• _THE TASK_: Restate the entries below word for word, omitting nothing.

• _RECORDS FOR THIS EXERCISE_:
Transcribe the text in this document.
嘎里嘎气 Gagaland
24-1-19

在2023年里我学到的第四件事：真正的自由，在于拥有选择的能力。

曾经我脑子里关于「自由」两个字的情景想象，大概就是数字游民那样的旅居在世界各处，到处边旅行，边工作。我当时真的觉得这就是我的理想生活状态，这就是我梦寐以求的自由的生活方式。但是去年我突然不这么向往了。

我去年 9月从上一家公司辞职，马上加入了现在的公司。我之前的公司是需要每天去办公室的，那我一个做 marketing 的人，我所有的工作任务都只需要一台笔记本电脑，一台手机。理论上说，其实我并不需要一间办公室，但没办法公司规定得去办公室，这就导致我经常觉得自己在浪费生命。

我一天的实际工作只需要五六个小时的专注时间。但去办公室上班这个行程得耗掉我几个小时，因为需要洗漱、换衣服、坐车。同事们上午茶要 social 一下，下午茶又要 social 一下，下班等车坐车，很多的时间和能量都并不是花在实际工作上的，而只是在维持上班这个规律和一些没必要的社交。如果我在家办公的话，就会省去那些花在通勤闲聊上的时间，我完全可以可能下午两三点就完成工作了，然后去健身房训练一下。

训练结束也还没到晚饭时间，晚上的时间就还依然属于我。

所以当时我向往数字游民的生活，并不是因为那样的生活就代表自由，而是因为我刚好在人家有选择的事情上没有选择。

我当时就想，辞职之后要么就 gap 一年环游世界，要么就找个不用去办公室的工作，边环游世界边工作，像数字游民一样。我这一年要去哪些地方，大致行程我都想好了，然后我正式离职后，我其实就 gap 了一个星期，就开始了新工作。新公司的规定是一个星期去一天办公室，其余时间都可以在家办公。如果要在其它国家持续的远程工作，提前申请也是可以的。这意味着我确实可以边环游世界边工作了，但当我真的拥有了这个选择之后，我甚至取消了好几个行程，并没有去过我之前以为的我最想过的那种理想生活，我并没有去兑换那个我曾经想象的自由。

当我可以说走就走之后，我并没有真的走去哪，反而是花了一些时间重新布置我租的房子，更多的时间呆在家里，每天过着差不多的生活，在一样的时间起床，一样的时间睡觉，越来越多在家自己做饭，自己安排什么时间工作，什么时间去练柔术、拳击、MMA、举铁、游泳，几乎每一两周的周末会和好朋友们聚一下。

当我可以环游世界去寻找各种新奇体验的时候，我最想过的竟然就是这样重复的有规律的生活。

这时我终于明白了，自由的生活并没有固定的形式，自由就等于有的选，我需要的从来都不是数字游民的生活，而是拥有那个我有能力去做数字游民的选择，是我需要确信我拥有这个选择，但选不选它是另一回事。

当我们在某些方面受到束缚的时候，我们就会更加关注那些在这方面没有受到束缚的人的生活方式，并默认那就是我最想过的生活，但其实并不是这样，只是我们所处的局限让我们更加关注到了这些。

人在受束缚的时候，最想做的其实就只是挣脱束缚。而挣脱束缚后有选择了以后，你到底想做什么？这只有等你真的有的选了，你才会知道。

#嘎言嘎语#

• _FULL ANSWER_:
Transcribe the text in this document.
嘎里嘎气 Gagaland
24-1-19

在2023年里我学到的第四件事：真正的自由，在于拥有选择的能力。

曾经我脑子里关于「自由」两个字的情景想象，大概就是数字游民那样的旅居在世界各处，到处边旅行，边工作。我当时真的觉得这就是我的理想生活状态，这就是我梦寐以求的自由的生活方式。但是去年我突然不这么向往了。

我去年 9月从上一家公司辞职，马上加入了现在的公司。我之前的公司是需要每天去办公室的，那我一个做 marketing 的人，我所有的工作任务都只需要一台笔记本电脑，一台手机。理论上说，其实我并不需要一间办公室，但没办法公司规定得去办公室，这就导致我经常觉得自己在浪费生命。

我一天的实际工作只需要五六个小时的专注时间。但去办公室上班这个行程得耗掉我几个小时，因为需要洗漱、换衣服、坐车。同事们上午茶要 social 一下，下午茶又要 social 一下，下班等车坐车，很多的时间和能量都并不是花在实际工作上的，而只是在维持上班这个规律和一些没必要的社交。如果我在家办公的话，就会省去那些花在通勤闲聊上的时间，我完全可以可能下午两三点就完成工作了，然后去健身房训练一下。

训练结束也还没到晚饭时间，晚上的时间就还依然属于我。

所以当时我向往数字游民的生活，并不是因为那样的生活就代表自由，而是因为我刚好在人家有选择的事情上没有选择。

我当时就想，辞职之后要么就 gap 一年环游世界，要么就找个不用去办公室的工作，边环游世界边工作，像数字游民一样。我这一年要去哪些地方，大致行程我都想好了，然后我正式离职后，我其实就 gap 了一个星期，就开始了新工作。新公司的规定是一个星期去一天办公室，其余时间都可以在家办公。如果要在其它国家持续的远程工作，提前申请也是可以的。这意味着我确实可以边环游世界边工作了，但当我真的拥有了这个选择之后，我甚至取消了好几个行程，并没有去过我之前以为的我最想过的那种理想生活，我并没有去兑换那个我曾经想象的自由。

当我可以说走就走之后，我并没有真的走去哪，反而是花了一些时间重新布置我租的房子，更多的时间呆在家里，每天过着差不多的生活，在一样的时间起床，一样的时间睡觉，越来越多在家自己做饭，自己安排什么时间工作，什么时间去练柔术、拳击、MMA、举铁、游泳，几乎每一两周的周末会和好朋友们聚一下。

当我可以环游世界去寻找各种新奇体验的时候，我最想过的竟然就是这样重复的有规律的生活。

这时我终于明白了，自由的生活并没有固定的形式，自由就等于有的选，我需要的从来都不是数字游民的生活，而是拥有那个我有能力去做数字游民的选择，是我需要确信我拥有这个选择，但选不选它是另一回事。

当我们在某些方面受到束缚的时候，我们就会更加关注那些在这方面没有受到束缚的人的生活方式，并默认那就是我最想过的生活，但其实并不是这样，只是我们所处的局限让我们更加关注到了这些。

人在受束缚的时候，最想做的其实就只是挣脱束缚。而挣脱束缚后有选择了以后，你到底想做什么？这只有等你真的有的选了，你才会知道。

#嘎言嘎语#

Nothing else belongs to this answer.